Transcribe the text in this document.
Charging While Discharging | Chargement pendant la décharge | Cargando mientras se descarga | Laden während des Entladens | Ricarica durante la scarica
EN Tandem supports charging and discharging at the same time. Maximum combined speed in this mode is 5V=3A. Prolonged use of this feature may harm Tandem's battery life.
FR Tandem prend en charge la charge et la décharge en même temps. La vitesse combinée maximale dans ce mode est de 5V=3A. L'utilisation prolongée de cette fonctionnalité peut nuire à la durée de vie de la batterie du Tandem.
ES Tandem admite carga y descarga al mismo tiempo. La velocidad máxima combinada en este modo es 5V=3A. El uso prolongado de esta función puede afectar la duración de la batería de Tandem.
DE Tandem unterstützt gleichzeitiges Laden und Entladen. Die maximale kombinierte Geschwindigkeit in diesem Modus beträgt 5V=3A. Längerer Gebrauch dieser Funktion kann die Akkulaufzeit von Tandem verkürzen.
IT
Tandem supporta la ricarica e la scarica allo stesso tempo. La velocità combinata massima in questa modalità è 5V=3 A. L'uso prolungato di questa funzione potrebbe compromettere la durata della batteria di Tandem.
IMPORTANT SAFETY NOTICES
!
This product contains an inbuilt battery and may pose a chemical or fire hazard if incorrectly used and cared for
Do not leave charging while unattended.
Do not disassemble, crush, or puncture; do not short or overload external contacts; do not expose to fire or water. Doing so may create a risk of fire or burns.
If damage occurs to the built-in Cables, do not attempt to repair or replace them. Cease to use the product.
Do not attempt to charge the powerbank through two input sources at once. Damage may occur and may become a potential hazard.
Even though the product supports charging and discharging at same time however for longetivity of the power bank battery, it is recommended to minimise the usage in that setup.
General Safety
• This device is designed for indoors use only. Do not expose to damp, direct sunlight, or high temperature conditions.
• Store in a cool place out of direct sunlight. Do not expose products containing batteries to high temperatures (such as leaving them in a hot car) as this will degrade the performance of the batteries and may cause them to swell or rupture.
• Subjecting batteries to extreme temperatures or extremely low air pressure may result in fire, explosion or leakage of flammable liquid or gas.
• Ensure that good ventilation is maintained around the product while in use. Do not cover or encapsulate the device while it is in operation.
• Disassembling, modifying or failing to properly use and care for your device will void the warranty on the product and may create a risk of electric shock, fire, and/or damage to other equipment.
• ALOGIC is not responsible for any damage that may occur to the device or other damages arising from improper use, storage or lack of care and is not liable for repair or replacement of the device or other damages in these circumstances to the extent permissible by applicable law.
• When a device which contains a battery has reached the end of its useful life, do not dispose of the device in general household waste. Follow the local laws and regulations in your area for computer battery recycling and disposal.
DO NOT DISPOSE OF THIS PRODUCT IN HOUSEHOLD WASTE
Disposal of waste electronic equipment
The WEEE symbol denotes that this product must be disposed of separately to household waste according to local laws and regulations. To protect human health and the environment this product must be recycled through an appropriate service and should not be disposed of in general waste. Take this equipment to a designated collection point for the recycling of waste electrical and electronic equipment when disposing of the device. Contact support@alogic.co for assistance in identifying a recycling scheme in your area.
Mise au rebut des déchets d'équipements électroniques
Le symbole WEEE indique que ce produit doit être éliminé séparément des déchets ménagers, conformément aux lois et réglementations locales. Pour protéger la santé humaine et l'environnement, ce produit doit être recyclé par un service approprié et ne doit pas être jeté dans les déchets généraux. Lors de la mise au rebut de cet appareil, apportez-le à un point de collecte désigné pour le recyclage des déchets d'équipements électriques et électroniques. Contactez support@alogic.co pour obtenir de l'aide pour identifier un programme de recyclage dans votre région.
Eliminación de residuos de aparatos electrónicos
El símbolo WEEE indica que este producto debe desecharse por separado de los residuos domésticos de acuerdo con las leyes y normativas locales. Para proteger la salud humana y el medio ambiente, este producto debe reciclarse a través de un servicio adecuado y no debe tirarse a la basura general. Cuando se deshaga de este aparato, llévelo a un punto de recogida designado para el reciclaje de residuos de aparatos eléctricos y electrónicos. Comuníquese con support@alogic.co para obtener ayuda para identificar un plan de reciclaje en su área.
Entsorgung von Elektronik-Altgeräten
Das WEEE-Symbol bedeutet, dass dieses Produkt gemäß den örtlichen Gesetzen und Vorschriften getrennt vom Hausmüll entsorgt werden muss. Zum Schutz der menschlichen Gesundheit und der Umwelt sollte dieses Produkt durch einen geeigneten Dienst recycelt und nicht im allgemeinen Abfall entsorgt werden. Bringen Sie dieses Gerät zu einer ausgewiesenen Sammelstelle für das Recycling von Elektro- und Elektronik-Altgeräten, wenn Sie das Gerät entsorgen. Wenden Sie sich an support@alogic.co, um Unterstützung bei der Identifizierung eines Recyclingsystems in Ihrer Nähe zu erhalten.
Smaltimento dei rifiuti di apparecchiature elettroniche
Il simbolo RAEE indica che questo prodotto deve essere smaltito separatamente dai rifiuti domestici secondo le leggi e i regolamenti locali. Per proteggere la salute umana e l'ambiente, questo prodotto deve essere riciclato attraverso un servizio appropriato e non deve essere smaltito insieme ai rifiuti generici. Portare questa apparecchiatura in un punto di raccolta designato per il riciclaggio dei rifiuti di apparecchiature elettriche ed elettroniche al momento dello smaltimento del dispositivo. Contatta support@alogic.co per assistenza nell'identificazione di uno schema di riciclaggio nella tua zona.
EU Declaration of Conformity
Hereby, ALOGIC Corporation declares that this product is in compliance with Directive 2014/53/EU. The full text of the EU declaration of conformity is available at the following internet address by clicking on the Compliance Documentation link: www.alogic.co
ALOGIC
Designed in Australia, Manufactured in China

- - - -

Task objective:
Pick out the lines containing the string "temperatures".

Response below:
• Store in a cool place out of direct sunlight. Do not expose products containing batteries to high temperatures (such as leaving them in a hot car) as this will degrade the performance of the batteries and may cause them to swell or rupture.
• Subjecting batteries to extreme temperatures or extremely low air pressure may result in fire, explosion or leakage of flammable liquid or gas.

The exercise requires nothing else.